Figure content listings:
────────────────

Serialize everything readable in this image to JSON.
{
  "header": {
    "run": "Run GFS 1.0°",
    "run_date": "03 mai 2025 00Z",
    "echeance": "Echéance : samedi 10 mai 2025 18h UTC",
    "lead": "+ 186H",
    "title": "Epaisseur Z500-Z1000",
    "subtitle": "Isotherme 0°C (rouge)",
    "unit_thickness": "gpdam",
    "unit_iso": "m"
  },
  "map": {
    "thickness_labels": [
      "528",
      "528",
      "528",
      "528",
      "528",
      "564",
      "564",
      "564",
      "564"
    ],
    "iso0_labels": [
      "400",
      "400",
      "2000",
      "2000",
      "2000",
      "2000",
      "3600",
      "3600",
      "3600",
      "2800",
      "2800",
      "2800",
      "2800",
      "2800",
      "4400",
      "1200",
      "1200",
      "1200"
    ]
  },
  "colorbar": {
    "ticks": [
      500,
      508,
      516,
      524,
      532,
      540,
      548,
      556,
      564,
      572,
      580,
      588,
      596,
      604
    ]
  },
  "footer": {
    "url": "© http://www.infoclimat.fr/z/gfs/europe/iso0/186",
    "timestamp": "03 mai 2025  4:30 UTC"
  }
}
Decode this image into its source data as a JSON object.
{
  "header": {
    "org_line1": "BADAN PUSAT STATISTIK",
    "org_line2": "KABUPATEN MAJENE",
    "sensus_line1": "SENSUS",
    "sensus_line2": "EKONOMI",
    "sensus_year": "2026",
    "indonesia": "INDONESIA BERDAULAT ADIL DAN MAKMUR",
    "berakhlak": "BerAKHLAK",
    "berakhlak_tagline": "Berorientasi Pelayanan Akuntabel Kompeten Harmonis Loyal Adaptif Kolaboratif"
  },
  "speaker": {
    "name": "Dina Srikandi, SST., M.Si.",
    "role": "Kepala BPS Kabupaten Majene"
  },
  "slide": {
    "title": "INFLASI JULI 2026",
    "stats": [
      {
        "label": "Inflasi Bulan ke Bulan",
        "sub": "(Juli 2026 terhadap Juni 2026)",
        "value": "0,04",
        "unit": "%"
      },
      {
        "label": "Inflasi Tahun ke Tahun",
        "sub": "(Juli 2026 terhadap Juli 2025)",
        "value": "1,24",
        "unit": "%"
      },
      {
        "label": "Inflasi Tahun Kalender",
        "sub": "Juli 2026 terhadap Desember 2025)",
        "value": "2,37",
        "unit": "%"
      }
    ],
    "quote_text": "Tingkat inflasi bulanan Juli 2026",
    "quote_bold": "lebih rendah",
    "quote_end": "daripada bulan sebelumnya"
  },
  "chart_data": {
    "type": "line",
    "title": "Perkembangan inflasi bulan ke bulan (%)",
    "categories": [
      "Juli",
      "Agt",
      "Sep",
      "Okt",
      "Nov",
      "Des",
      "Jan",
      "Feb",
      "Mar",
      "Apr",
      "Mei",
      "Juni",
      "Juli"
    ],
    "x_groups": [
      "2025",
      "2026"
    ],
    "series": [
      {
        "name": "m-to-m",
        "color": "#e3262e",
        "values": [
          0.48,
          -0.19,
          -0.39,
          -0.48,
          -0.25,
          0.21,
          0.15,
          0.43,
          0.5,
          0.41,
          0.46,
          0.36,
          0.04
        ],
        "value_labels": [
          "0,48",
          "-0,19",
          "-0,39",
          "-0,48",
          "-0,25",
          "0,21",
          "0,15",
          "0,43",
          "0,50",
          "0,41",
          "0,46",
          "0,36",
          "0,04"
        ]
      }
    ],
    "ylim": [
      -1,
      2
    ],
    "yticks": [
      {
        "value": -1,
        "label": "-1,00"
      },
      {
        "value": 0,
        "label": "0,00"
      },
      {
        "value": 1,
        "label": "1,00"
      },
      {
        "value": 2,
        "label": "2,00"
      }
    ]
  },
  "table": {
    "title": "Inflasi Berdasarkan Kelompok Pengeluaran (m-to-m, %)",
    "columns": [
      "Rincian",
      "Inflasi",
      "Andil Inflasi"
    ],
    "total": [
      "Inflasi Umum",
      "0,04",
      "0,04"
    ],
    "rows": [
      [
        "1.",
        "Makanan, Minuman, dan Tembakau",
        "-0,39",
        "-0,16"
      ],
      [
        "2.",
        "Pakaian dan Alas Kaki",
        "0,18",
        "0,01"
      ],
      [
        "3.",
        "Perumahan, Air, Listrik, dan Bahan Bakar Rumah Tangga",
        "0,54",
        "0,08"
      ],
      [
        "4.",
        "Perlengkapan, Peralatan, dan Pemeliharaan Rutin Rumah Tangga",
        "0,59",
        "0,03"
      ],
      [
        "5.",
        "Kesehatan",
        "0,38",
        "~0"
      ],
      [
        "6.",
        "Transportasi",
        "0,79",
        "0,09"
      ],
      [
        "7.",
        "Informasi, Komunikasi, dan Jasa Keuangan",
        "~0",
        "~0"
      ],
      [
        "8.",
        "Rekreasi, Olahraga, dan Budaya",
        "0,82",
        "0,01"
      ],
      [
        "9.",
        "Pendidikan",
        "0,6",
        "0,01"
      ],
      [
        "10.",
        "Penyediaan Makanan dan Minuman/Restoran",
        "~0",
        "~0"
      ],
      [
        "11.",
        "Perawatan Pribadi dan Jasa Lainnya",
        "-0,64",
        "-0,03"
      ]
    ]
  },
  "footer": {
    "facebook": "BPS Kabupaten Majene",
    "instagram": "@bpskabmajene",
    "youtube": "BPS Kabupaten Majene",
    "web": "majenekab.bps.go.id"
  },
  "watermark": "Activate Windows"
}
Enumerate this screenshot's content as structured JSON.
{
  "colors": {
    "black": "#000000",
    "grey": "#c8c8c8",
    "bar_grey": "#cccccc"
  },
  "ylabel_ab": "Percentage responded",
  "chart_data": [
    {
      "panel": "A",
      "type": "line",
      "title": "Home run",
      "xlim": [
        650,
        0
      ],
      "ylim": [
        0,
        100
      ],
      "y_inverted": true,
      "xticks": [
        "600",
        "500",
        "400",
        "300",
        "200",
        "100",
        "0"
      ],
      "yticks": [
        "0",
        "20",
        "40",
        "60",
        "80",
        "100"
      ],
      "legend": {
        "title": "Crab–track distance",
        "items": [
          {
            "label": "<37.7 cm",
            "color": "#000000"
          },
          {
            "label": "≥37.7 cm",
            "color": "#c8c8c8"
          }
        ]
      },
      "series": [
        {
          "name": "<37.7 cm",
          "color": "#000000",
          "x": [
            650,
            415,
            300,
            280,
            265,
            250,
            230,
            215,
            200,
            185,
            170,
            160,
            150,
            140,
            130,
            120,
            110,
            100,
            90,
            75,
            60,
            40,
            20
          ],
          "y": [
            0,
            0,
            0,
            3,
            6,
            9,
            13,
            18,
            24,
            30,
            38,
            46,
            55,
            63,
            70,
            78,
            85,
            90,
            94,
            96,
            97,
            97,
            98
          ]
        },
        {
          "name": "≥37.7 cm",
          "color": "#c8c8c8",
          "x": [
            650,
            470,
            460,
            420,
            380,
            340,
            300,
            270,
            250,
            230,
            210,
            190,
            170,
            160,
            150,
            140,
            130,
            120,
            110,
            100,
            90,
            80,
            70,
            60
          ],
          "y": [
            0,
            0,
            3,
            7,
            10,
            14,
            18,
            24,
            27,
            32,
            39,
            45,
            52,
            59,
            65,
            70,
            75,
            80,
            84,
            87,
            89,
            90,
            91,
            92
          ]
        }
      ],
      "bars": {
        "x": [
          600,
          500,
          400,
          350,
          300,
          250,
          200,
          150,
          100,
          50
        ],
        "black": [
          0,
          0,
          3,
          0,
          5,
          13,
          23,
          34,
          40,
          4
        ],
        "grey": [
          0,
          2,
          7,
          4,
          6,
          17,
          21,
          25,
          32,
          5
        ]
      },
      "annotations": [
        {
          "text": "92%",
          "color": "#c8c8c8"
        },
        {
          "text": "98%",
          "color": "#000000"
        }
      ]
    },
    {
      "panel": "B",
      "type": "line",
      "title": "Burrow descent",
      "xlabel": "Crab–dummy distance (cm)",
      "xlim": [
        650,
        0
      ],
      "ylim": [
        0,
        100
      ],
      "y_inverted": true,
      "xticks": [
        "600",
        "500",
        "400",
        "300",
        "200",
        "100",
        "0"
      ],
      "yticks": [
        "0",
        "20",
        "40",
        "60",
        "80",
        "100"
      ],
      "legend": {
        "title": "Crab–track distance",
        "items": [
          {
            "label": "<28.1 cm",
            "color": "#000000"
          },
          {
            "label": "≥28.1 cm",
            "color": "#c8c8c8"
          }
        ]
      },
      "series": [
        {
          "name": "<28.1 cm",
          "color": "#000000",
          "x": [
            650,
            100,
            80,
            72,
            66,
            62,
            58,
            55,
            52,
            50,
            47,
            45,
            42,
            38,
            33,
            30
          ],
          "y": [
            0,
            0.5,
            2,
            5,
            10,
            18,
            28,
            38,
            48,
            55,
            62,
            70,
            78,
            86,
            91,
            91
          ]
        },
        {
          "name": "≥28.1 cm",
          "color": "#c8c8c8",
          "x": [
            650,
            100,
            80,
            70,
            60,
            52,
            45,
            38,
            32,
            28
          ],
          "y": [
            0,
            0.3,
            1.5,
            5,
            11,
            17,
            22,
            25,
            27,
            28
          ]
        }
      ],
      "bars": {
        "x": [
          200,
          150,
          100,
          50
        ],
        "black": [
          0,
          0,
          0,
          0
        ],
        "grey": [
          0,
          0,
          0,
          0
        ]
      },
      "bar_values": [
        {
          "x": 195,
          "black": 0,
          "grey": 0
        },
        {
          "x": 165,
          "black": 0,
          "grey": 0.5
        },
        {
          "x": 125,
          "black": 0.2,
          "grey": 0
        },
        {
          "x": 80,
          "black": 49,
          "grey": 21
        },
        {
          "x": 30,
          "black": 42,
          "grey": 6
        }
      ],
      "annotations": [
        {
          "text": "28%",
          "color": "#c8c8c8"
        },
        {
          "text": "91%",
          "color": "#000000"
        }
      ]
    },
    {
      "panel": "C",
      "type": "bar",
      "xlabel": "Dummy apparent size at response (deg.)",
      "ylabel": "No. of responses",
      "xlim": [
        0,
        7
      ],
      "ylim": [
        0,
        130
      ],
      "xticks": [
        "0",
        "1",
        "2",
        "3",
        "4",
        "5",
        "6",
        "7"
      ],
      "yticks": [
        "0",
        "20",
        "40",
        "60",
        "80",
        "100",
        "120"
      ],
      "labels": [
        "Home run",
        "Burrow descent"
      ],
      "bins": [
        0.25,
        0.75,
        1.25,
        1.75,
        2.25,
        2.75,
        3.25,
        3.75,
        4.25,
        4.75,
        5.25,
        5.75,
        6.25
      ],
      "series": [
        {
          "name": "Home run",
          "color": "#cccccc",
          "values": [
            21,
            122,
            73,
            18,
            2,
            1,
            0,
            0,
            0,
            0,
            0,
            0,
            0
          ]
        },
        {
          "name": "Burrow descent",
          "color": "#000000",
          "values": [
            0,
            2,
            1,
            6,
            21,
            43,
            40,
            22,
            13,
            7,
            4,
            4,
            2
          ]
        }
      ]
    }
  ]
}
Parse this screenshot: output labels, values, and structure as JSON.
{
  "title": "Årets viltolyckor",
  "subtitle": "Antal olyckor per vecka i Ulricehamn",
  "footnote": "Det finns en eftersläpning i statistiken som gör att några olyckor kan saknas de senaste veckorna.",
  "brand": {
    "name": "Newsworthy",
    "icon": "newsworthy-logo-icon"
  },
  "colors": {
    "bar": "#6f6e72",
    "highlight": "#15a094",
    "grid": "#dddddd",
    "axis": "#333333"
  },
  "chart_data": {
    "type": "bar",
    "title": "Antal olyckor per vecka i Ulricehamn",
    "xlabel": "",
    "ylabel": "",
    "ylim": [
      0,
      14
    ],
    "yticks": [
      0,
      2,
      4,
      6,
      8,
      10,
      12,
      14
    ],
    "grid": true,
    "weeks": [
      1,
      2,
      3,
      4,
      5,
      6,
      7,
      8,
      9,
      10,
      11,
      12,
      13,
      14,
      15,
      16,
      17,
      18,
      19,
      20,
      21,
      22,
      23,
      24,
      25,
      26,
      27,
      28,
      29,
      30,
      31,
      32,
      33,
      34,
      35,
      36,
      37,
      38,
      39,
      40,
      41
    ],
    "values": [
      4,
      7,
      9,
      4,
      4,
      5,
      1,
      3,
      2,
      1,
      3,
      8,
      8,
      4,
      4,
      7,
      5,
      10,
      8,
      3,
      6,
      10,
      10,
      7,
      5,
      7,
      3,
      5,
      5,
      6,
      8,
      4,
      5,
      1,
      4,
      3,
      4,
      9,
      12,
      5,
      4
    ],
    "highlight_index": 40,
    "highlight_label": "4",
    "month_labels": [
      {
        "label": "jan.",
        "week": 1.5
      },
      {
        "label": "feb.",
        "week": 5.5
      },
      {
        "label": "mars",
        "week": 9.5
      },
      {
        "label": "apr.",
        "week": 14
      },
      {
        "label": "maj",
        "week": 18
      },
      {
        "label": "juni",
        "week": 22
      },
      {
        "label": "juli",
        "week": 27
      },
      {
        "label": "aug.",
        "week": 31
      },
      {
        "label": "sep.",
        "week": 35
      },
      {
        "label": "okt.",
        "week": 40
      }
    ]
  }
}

────────────────

## Description of the task
Report how many lines in the data contain the word "Rumah", with no words besides the number.

## Final answer
2